» **Short problem**: Repeat the full listing below verbatim and keep the images out.

» **Dataset content**:
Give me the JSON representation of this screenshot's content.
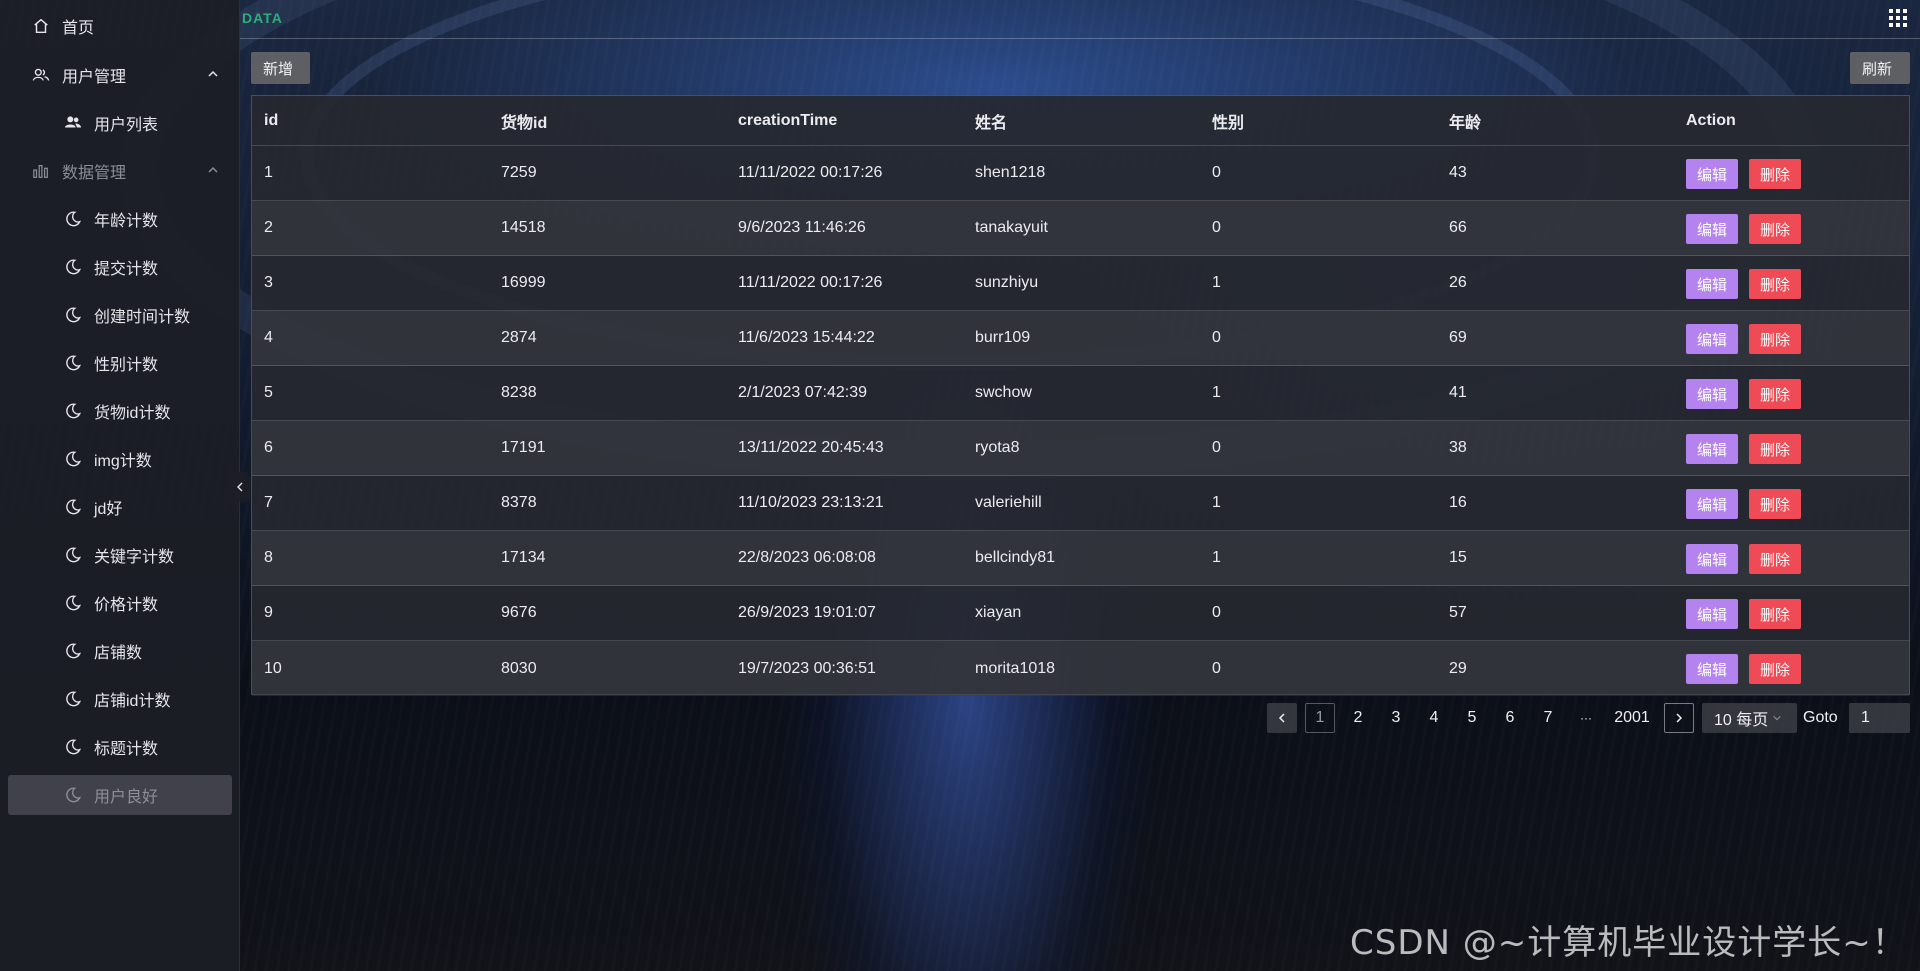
{
  "brand": "DATA",
  "sidebar": {
    "items": [
      {
        "label": "首页",
        "icon": "home-icon"
      },
      {
        "label": "用户管理",
        "icon": "users-icon"
      },
      {
        "label": "用户列表",
        "icon": "user-group-icon"
      },
      {
        "label": "数据管理",
        "icon": "bar-chart-icon"
      },
      {
        "label": "年龄计数",
        "icon": "moon-icon"
      },
      {
        "label": "提交计数",
        "icon": "moon-icon"
      },
      {
        "label": "创建时间计数",
        "icon": "moon-icon"
      },
      {
        "label": "性别计数",
        "icon": "moon-icon"
      },
      {
        "label": "货物id计数",
        "icon": "moon-icon"
      },
      {
        "label": "img计数",
        "icon": "moon-icon"
      },
      {
        "label": "jd好",
        "icon": "moon-icon"
      },
      {
        "label": "关键字计数",
        "icon": "moon-icon"
      },
      {
        "label": "价格计数",
        "icon": "moon-icon"
      },
      {
        "label": "店铺数",
        "icon": "moon-icon"
      },
      {
        "label": "店铺id计数",
        "icon": "moon-icon"
      },
      {
        "label": "标题计数",
        "icon": "moon-icon"
      },
      {
        "label": "用户良好",
        "icon": "moon-icon"
      }
    ]
  },
  "toolbar": {
    "add_label": "新增",
    "refresh_label": "刷新"
  },
  "table": {
    "headers": [
      "id",
      "货物id",
      "creationTime",
      "姓名",
      "性别",
      "年龄",
      "Action"
    ],
    "edit_label": "编辑",
    "delete_label": "删除",
    "rows": [
      [
        "1",
        "7259",
        "11/11/2022 00:17:26",
        "shen1218",
        "0",
        "43"
      ],
      [
        "2",
        "14518",
        "9/6/2023 11:46:26",
        "tanakayuit",
        "0",
        "66"
      ],
      [
        "3",
        "16999",
        "11/11/2022 00:17:26",
        "sunzhiyu",
        "1",
        "26"
      ],
      [
        "4",
        "2874",
        "11/6/2023 15:44:22",
        "burr109",
        "0",
        "69"
      ],
      [
        "5",
        "8238",
        "2/1/2023 07:42:39",
        "swchow",
        "1",
        "41"
      ],
      [
        "6",
        "17191",
        "13/11/2022 20:45:43",
        "ryota8",
        "0",
        "38"
      ],
      [
        "7",
        "8378",
        "11/10/2023 23:13:21",
        "valeriehill",
        "1",
        "16"
      ],
      [
        "8",
        "17134",
        "22/8/2023 06:08:08",
        "bellcindy81",
        "1",
        "15"
      ],
      [
        "9",
        "9676",
        "26/9/2023 19:01:07",
        "xiayan",
        "0",
        "57"
      ],
      [
        "10",
        "8030",
        "19/7/2023 00:36:51",
        "morita1018",
        "0",
        "29"
      ]
    ]
  },
  "pagination": {
    "pages": [
      "1",
      "2",
      "3",
      "4",
      "5",
      "6",
      "7",
      "···",
      "2001"
    ],
    "current": "1",
    "page_size": "10 每页",
    "goto_label": "Goto",
    "goto_value": "1"
  },
  "colors": {
    "edit": "#b483f0",
    "delete": "#ef4b56",
    "brand": "#29b07a"
  },
  "watermark": "CSDN @~计算机毕业设计学长~！"
}
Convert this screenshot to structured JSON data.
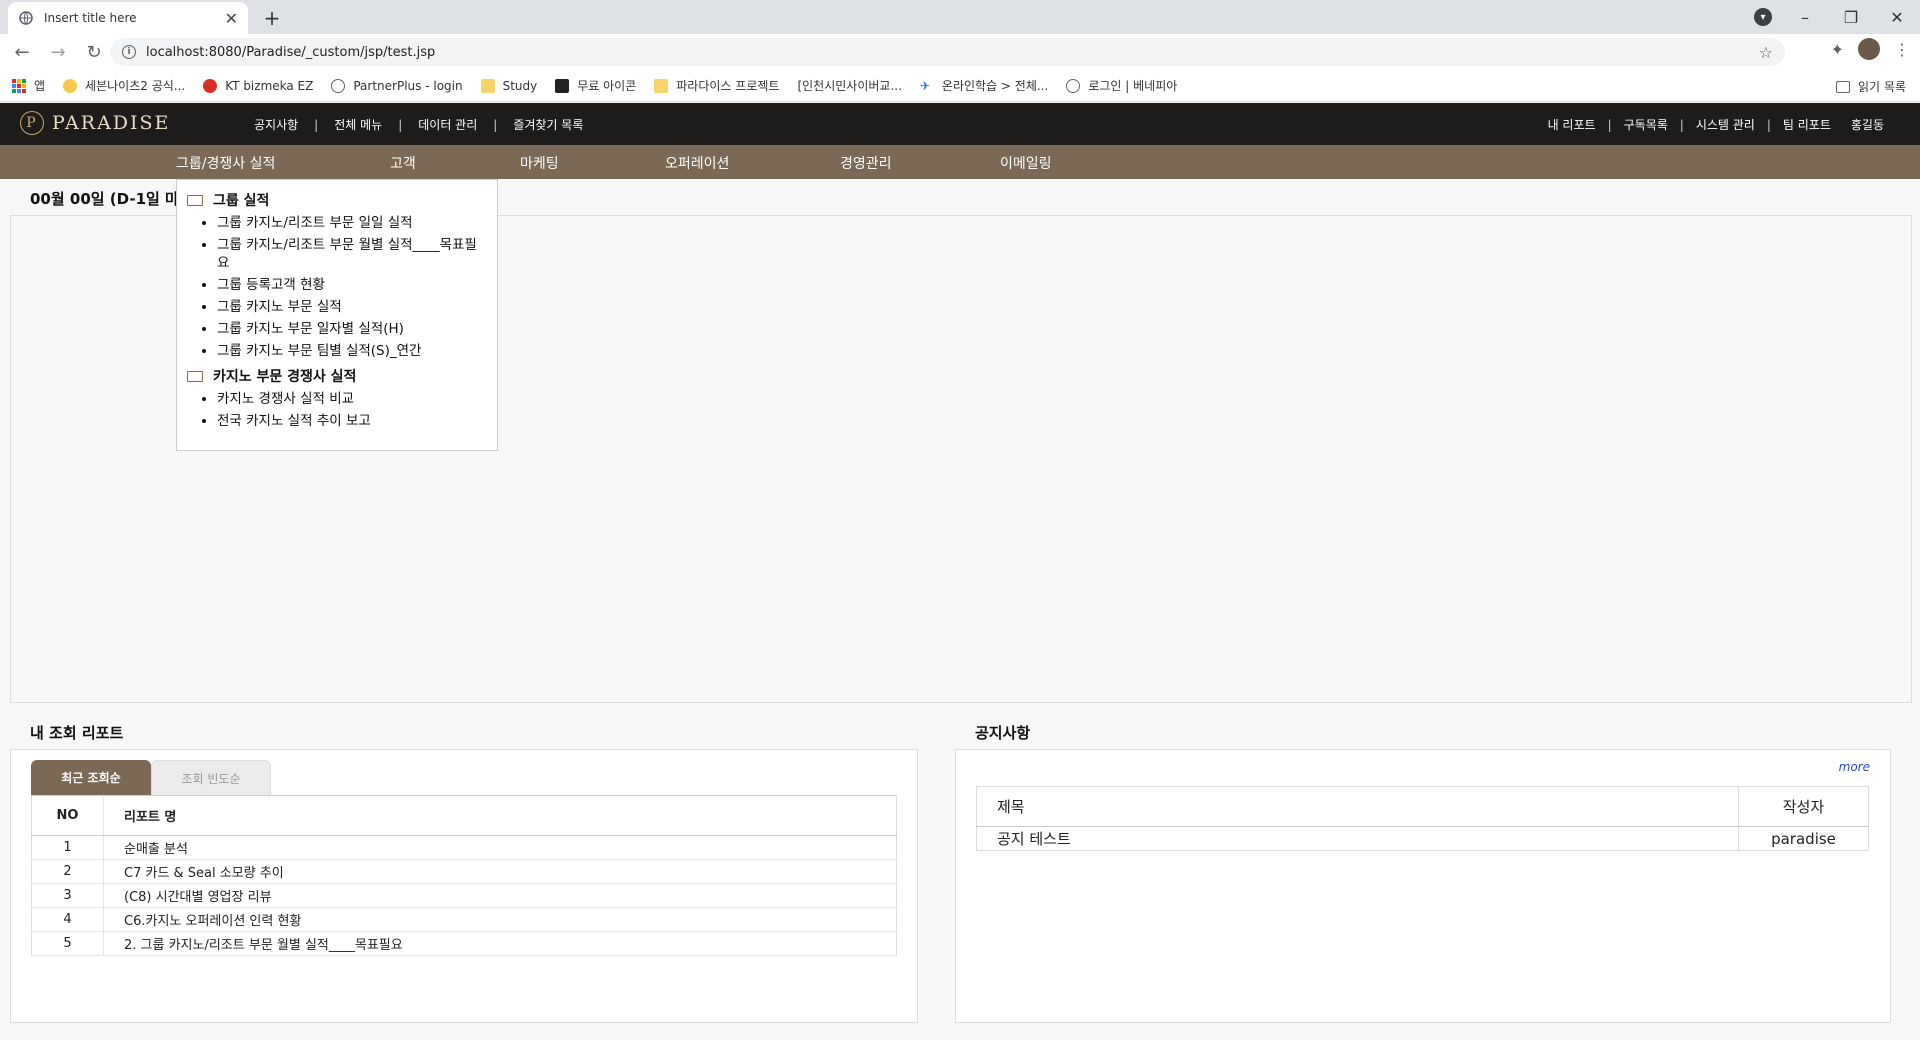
{
  "browser": {
    "tab_title": "Insert title here",
    "url": "localhost:8080/Paradise/_custom/jsp/test.jsp",
    "bookmarks": [
      "앱",
      "세븐나이츠2 공식...",
      "KT bizmeka EZ",
      "PartnerPlus - login",
      "Study",
      "무료 아이콘",
      "파라다이스 프로젝트",
      "[인천시민사이버교...",
      "온라인학습 > 전체...",
      "로그인 | 베네피아"
    ],
    "reading_list": "읽기 목록"
  },
  "header": {
    "logo_text": "PARADISE",
    "top_menu": [
      "공지사항",
      "전체 메뉴",
      "데이터 관리",
      "즐겨찾기 목록"
    ],
    "util_menu": [
      "내 리포트",
      "구독목록",
      "시스템 관리",
      "팀 리포트",
      "홍길동"
    ]
  },
  "main_nav": [
    "그룹/경쟁사 실적",
    "고객",
    "마케팅",
    "오퍼레이션",
    "경영관리",
    "이메일링"
  ],
  "dropdown": {
    "groups": [
      {
        "title": "그룹 실적",
        "items": [
          "그룹 카지노/리조트 부문 일일 실적",
          "그룹 카지노/리조트 부문 월별 실적____목표필요",
          "그룹 등록고객 현황",
          "그룹 카지노 부문 실적",
          "그룹 카지노 부문 일자별 실적(H)",
          "그룹 카지노 부문 팀별 실적(S)_연간"
        ]
      },
      {
        "title": "카지노 부문 경쟁사 실적",
        "items": [
          "카지노 경쟁사 실적 비교",
          "전국 카지노 실적 추이 보고"
        ]
      }
    ]
  },
  "hero": {
    "title": "00월 00일 (D-1일 마"
  },
  "my_reports": {
    "title": "내 조회 리포트",
    "tabs": [
      "최근 조회순",
      "조회 빈도순"
    ],
    "columns": [
      "NO",
      "리포트 명"
    ],
    "rows": [
      {
        "no": "1",
        "name": "순매출 분석"
      },
      {
        "no": "2",
        "name": "C7 카드 & Seal 소모량 추이"
      },
      {
        "no": "3",
        "name": "(C8) 시간대별 영업장 리뷰"
      },
      {
        "no": "4",
        "name": "C6.카지노 오퍼레이션 인력 현황"
      },
      {
        "no": "5",
        "name": "2. 그룹 카지노/리조트 부문 월별 실적____목표필요"
      }
    ]
  },
  "notices": {
    "title": "공지사항",
    "more": "more",
    "columns": [
      "제목",
      "작성자"
    ],
    "rows": [
      {
        "title": "공지 테스트",
        "writer": "paradise"
      }
    ]
  }
}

» **Result below**:
Give me the JSON representation of this screenshot's content.
{
  "brand": "DATA",
  "sidebar": {
    "items": [
      {
        "label": "首页",
        "icon": "home-icon"
      },
      {
        "label": "用户管理",
        "icon": "users-icon"
      },
      {
        "label": "用户列表",
        "icon": "user-group-icon"
      },
      {
        "label": "数据管理",
        "icon": "bar-chart-icon"
      },
      {
        "label": "年龄计数",
        "icon": "moon-icon"
      },
      {
        "label": "提交计数",
        "icon": "moon-icon"
      },
      {
        "label": "创建时间计数",
        "icon": "moon-icon"
      },
      {
        "label": "性别计数",
        "icon": "moon-icon"
      },
      {
        "label": "货物id计数",
        "icon": "moon-icon"
      },
      {
        "label": "img计数",
        "icon": "moon-icon"
      },
      {
        "label": "jd好",
        "icon": "moon-icon"
      },
      {
        "label": "关键字计数",
        "icon": "moon-icon"
      },
      {
        "label": "价格计数",
        "icon": "moon-icon"
      },
      {
        "label": "店铺数",
        "icon": "moon-icon"
      },
      {
        "label": "店铺id计数",
        "icon": "moon-icon"
      },
      {
        "label": "标题计数",
        "icon": "moon-icon"
      },
      {
        "label": "用户良好",
        "icon": "moon-icon"
      }
    ]
  },
  "toolbar": {
    "add_label": "新增",
    "refresh_label": "刷新"
  },
  "table": {
    "headers": [
      "id",
      "货物id",
      "creationTime",
      "姓名",
      "性别",
      "年龄",
      "Action"
    ],
    "edit_label": "编辑",
    "delete_label": "删除",
    "rows": [
      [
        "1",
        "7259",
        "11/11/2022 00:17:26",
        "shen1218",
        "0",
        "43"
      ],
      [
        "2",
        "14518",
        "9/6/2023 11:46:26",
        "tanakayuit",
        "0",
        "66"
      ],
      [
        "3",
        "16999",
        "11/11/2022 00:17:26",
        "sunzhiyu",
        "1",
        "26"
      ],
      [
        "4",
        "2874",
        "11/6/2023 15:44:22",
        "burr109",
        "0",
        "69"
      ],
      [
        "5",
        "8238",
        "2/1/2023 07:42:39",
        "swchow",
        "1",
        "41"
      ],
      [
        "6",
        "17191",
        "13/11/2022 20:45:43",
        "ryota8",
        "0",
        "38"
      ],
      [
        "7",
        "8378",
        "11/10/2023 23:13:21",
        "valeriehill",
        "1",
        "16"
      ],
      [
        "8",
        "17134",
        "22/8/2023 06:08:08",
        "bellcindy81",
        "1",
        "15"
      ],
      [
        "9",
        "9676",
        "26/9/2023 19:01:07",
        "xiayan",
        "0",
        "57"
      ],
      [
        "10",
        "8030",
        "19/7/2023 00:36:51",
        "morita1018",
        "0",
        "29"
      ]
    ]
  },
  "pagination": {
    "pages": [
      "1",
      "2",
      "3",
      "4",
      "5",
      "6",
      "7",
      "···",
      "2001"
    ],
    "current": "1",
    "page_size": "10 每页",
    "goto_label": "Goto",
    "goto_value": "1"
  },
  "colors": {
    "edit": "#b483f0",
    "delete": "#ef4b56",
    "brand": "#29b07a"
  },
  "watermark": "CSDN @~计算机毕业设计学长~！"
}
Convert this screenshot to structured JSON data.
{
  "browser": {
    "tab_title": "Insert title here",
    "url": "localhost:8080/Paradise/_custom/jsp/test.jsp",
    "bookmarks": [
      "앱",
      "세븐나이츠2 공식...",
      "KT bizmeka EZ",
      "PartnerPlus - login",
      "Study",
      "무료 아이콘",
      "파라다이스 프로젝트",
      "[인천시민사이버교...",
      "온라인학습 > 전체...",
      "로그인 | 베네피아"
    ],
    "reading_list": "읽기 목록"
  },
  "header": {
    "logo_text": "PARADISE",
    "top_menu": [
      "공지사항",
      "전체 메뉴",
      "데이터 관리",
      "즐겨찾기 목록"
    ],
    "util_menu": [
      "내 리포트",
      "구독목록",
      "시스템 관리",
      "팀 리포트",
      "홍길동"
    ]
  },
  "main_nav": [
    "그룹/경쟁사 실적",
    "고객",
    "마케팅",
    "오퍼레이션",
    "경영관리",
    "이메일링"
  ],
  "dropdown": {
    "groups": [
      {
        "title": "그룹 실적",
        "items": [
          "그룹 카지노/리조트 부문 일일 실적",
          "그룹 카지노/리조트 부문 월별 실적____목표필요",
          "그룹 등록고객 현황",
          "그룹 카지노 부문 실적",
          "그룹 카지노 부문 일자별 실적(H)",
          "그룹 카지노 부문 팀별 실적(S)_연간"
        ]
      },
      {
        "title": "카지노 부문 경쟁사 실적",
        "items": [
          "카지노 경쟁사 실적 비교",
          "전국 카지노 실적 추이 보고"
        ]
      }
    ]
  },
  "hero": {
    "title": "00월 00일 (D-1일 마"
  },
  "my_reports": {
    "title": "내 조회 리포트",
    "tabs": [
      "최근 조회순",
      "조회 빈도순"
    ],
    "columns": [
      "NO",
      "리포트 명"
    ],
    "rows": [
      {
        "no": "1",
        "name": "순매출 분석"
      },
      {
        "no": "2",
        "name": "C7 카드 & Seal 소모량 추이"
      },
      {
        "no": "3",
        "name": "(C8) 시간대별 영업장 리뷰"
      },
      {
        "no": "4",
        "name": "C6.카지노 오퍼레이션 인력 현황"
      },
      {
        "no": "5",
        "name": "2. 그룹 카지노/리조트 부문 월별 실적____목표필요"
      }
    ]
  },
  "notices": {
    "title": "공지사항",
    "more": "more",
    "columns": [
      "제목",
      "작성자"
    ],
    "rows": [
      {
        "title": "공지 테스트",
        "writer": "paradise"
      }
    ]
  }
}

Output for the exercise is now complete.